[TEXT UNDER STUDY — start]
Cruising to Dominica
The wind bullied us all the way into Portsmouth Harbor in Dominica. We left Guadeloupe in a chaotic squall and arrived in a stiff 30 knots. Clawing our way through the anchorage, we looked for a sweet spot in the lee of the island where the wind would leave us alone. A panga pulled up and motioned to us, and we gladly followed him. He circled a mooring ball right by the beach and reached out for me to throw him our line.
I yelled back to my husband, “Let’s try not to swallow him between the hulls.”
The choreographed ballet of a blustery mooring ball hookup went smoothly, and the wind scurried off to pester another piece of ocean. A few minutes later a juicy rainbow burst onto the scene to welcome us to Dominica.
Now, it’s time for a geography lesson. Dominica is not the Dominican Republic. DR is a large Spanish speaking nation that shares roughly half of the huge island of Hispaniola, situated between Cuba and Puerto Rico. To see Dominica, you need to zoom all the way in on a map between Guadeloupe and Martinique. Keep zooming. Yeah, there she is.
The only thing the two places have in common is that good ol’ Christopher Columbus disregarded that there were thriving native cultures in both places and renamed both islands using almost the same name. He didn’t even step foot on Dominica. He sailed past on a balmy Sunday in 1493, and since he was a better navigator than a wordsmith, he simply called the island... Sunday (in Latin). The Kalinago people who lived here originally called the island Wai‘tu kubuli, which means “Tall is her body.” And it’s easy to see why.
Long, lanky waterfalls cascade off towering, emerald mountains all over this island that’s slightly smaller than New York City. Dominica is lush, clean, and jaw-droppingly beautiful at every turn. But let’s talk about those turns. Driving in Dominica is for the brave and religious. Stick shift on the “wrong side” of the road; it’s a constant game of chicken with death drops on every curve. As such, we hired a driver-guide to take us around.
First stop was Morne Trois Pitons National Park, home to the twin Trafalgar falls. This place made me understand why the Kalinago viewed their island as a powerful woman. We splashed in the pristine waters pooling among the large boulders and marveled at how we were the only ones there. With nothing but the sound of the birds and the thundering of the falls, it felt as if we had stepped back in time.
Dominica is known for the boiling lakes that bubble up from geothermal activity on the island. There is an epic eight-hour round trip hike uphill and in the heat that will take you to these boiling lakes. Our driver could see we are not eight-hour-hike sort of people and said, “Don’t worry. No need to hike. I know a place.”
He wound us into a neighborhood, pointed down a path, and with a two-minute walk, we were on a viewing platform at the edge of a mini-boiling lake. We stood there sweating for a few minutes before the heat became suffocating.
[TEXT UNDER STUDY — finish]
▸ **WORK TASK**: In the account of cruising to Dominica, why did the travelers hire a driver-guide? Answer in one to three sentences.
[DATASET EXCERPTS — start]
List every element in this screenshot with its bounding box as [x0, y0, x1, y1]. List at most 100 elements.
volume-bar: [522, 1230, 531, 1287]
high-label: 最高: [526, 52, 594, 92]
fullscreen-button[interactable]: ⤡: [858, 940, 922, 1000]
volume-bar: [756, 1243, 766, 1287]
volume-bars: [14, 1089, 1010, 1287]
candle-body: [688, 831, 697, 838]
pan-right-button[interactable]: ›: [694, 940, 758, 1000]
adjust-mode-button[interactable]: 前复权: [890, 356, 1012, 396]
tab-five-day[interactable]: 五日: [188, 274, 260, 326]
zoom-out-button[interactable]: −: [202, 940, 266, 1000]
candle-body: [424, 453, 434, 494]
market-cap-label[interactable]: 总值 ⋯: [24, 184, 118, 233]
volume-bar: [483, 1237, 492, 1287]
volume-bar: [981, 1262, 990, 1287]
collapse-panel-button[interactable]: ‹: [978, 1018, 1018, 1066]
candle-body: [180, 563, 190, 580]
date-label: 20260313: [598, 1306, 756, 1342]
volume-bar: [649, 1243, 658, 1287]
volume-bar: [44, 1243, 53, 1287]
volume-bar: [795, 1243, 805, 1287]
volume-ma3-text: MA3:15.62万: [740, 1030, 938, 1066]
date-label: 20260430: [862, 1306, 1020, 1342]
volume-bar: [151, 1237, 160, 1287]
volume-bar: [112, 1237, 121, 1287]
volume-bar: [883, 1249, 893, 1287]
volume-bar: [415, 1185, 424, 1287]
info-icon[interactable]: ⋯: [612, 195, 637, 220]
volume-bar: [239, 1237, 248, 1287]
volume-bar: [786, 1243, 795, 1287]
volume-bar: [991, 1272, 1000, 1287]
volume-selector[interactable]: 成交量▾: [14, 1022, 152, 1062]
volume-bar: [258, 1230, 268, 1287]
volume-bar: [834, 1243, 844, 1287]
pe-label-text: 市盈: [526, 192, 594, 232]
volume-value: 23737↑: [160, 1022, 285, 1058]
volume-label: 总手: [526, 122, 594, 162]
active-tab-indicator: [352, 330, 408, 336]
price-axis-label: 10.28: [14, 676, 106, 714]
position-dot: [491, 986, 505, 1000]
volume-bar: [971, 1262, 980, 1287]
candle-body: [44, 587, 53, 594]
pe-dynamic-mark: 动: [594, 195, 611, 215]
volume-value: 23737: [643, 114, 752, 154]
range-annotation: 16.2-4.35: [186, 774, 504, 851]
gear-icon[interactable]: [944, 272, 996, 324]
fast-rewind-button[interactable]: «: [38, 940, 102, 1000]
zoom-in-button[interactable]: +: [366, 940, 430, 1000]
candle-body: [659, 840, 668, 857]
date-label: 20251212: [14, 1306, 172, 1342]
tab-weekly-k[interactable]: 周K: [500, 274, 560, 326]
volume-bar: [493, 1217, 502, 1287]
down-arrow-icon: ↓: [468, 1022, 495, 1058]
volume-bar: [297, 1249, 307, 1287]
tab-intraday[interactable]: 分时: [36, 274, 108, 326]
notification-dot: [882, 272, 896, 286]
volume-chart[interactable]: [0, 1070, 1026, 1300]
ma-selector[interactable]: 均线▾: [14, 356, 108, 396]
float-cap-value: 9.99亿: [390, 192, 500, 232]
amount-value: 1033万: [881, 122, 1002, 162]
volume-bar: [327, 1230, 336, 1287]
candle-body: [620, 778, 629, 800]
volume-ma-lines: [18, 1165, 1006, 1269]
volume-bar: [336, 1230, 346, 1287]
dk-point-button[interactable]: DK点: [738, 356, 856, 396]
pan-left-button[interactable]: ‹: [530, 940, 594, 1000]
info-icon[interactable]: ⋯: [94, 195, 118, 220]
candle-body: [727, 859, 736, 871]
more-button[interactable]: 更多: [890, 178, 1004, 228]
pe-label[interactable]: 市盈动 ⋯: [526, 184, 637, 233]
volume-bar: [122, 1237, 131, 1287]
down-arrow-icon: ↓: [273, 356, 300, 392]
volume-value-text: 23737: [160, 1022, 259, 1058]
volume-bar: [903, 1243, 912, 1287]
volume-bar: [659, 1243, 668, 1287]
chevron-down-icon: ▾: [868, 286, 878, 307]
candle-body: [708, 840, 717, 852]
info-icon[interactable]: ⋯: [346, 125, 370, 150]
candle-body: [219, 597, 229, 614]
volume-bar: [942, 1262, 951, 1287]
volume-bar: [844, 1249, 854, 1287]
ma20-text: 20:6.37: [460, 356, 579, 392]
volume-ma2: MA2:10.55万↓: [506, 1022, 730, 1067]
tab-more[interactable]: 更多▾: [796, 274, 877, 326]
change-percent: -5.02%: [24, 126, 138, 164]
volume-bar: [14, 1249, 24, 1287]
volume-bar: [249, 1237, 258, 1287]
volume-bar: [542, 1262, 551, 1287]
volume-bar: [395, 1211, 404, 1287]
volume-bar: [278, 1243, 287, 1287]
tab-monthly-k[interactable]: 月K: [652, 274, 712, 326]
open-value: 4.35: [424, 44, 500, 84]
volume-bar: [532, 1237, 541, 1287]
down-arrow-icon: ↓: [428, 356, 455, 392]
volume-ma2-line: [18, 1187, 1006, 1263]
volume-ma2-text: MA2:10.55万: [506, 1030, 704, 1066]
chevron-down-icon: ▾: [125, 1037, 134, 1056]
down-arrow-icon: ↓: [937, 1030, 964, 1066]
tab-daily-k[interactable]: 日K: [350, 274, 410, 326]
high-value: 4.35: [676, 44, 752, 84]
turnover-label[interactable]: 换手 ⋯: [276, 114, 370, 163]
[DATASET EXCERPTS — finish]
▸ **ANSWER TO THE EXERCISE**: They hired a driver-guide because driving in Dominica is daunting. It means using a stick shift on the "wrong side" of the road, and it is a constant game of chicken with death drops on every curve.